[Collected data]
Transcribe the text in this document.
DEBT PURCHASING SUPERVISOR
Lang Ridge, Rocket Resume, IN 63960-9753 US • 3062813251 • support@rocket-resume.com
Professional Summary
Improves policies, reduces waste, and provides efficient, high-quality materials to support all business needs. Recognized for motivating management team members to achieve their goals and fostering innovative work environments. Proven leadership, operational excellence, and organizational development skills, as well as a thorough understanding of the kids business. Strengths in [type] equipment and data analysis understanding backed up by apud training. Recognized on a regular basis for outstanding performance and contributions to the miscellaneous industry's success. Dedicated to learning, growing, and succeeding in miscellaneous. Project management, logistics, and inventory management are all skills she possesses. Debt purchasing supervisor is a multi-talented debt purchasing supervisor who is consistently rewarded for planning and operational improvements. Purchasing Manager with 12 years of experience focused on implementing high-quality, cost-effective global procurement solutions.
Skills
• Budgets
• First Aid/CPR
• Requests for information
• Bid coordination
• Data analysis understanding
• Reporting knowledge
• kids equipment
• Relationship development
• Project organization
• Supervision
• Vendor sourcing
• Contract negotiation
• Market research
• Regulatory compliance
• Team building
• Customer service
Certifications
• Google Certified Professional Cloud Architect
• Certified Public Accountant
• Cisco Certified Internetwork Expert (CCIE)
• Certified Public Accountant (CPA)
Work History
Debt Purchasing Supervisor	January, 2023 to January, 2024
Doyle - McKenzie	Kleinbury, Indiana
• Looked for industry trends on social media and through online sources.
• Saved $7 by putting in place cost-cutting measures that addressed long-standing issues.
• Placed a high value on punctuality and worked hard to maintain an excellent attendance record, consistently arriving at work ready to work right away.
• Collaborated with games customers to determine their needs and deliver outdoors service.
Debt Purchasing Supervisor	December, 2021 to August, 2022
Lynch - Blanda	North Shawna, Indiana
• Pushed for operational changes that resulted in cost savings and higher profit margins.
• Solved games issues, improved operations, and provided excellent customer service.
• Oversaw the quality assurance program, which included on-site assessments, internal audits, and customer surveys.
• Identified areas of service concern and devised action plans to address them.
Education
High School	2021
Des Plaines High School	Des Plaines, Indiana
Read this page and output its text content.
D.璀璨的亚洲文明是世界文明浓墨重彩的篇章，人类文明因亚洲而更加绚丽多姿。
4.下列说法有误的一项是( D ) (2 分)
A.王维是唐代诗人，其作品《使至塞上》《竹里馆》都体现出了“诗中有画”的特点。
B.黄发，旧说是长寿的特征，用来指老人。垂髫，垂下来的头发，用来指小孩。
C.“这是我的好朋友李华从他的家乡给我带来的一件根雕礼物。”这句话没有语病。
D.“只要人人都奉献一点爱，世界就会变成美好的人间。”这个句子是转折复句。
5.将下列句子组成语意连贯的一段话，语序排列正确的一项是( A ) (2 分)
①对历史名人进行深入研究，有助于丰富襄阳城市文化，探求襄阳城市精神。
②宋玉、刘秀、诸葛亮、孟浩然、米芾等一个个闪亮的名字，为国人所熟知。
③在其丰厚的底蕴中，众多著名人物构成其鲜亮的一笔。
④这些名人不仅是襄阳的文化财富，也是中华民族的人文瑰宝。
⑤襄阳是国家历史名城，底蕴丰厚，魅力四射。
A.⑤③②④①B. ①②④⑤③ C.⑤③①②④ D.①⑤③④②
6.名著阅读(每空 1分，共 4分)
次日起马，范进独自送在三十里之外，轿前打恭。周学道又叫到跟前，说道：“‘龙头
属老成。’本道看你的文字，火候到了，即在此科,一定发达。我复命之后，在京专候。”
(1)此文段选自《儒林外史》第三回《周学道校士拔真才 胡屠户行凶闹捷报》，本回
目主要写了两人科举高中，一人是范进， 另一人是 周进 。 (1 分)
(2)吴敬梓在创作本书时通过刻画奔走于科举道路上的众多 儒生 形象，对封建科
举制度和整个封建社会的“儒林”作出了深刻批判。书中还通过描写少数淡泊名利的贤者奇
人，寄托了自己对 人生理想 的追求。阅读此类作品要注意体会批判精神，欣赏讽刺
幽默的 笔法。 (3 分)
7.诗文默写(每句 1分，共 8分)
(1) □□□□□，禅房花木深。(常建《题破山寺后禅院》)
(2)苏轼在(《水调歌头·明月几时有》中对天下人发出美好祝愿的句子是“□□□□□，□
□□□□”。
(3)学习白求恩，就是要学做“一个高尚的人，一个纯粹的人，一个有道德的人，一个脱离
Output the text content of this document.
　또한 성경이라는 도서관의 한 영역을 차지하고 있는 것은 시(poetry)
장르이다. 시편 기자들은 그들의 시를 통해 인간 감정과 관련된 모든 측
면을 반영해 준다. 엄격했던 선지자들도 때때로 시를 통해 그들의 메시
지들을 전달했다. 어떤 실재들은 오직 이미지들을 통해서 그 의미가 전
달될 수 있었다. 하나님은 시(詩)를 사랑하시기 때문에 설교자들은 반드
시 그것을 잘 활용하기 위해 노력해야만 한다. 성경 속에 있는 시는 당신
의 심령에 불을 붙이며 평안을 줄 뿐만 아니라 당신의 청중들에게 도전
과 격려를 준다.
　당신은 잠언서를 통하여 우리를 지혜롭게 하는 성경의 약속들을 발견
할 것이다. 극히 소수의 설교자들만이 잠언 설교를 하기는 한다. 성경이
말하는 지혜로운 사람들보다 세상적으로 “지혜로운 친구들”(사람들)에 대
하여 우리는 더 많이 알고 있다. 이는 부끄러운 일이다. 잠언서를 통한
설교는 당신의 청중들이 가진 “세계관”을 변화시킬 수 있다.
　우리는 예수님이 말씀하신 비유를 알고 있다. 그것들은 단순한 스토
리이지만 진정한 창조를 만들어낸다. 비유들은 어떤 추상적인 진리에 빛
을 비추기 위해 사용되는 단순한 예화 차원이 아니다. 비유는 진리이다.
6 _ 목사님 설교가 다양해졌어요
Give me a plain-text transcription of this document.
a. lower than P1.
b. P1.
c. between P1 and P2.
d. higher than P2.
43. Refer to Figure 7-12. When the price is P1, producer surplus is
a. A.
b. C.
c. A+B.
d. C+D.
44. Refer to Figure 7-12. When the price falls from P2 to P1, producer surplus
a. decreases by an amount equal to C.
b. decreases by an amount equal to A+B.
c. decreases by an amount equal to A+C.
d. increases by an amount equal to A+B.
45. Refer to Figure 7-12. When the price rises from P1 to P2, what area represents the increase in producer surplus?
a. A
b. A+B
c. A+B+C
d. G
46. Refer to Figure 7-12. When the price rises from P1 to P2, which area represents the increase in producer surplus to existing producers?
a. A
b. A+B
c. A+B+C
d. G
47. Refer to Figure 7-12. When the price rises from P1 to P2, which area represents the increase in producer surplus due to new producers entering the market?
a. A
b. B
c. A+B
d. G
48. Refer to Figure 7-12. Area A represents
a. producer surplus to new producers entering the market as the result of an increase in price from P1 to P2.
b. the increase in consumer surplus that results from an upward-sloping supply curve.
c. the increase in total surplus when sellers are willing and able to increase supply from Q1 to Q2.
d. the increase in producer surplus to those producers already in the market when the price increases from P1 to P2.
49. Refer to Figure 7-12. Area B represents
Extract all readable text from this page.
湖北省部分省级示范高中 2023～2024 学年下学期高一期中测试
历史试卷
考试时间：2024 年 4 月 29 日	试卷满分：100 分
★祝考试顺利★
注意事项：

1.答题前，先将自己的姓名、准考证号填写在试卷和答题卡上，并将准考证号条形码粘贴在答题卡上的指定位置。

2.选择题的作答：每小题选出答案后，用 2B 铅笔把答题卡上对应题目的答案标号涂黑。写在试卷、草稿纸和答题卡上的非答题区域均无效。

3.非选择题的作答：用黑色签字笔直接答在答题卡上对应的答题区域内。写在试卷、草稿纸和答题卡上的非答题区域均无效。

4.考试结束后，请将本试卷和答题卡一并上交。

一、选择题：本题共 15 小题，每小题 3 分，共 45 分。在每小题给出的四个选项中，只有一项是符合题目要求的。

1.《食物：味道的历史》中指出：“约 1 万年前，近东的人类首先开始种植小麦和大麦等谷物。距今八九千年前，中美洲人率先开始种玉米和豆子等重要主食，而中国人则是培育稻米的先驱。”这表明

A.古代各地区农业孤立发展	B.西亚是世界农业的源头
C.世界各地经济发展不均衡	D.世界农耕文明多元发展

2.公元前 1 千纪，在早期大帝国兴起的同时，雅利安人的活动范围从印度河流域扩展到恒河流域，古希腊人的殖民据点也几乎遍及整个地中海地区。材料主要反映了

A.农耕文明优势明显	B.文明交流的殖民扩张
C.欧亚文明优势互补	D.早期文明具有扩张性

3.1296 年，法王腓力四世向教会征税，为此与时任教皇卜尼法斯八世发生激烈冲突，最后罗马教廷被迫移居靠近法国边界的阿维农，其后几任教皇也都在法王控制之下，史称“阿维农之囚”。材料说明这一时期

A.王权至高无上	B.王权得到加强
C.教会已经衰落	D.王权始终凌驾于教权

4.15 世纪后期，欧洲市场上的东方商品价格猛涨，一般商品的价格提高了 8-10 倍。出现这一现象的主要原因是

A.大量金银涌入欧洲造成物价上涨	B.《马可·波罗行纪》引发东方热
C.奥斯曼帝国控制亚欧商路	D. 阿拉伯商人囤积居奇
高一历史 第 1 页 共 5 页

Written instruction: Check every line of the data above for the string "Accountant", and copy those that have it.

Right answer:
• Certified Public Accountant
• Certified Public Accountant (CPA)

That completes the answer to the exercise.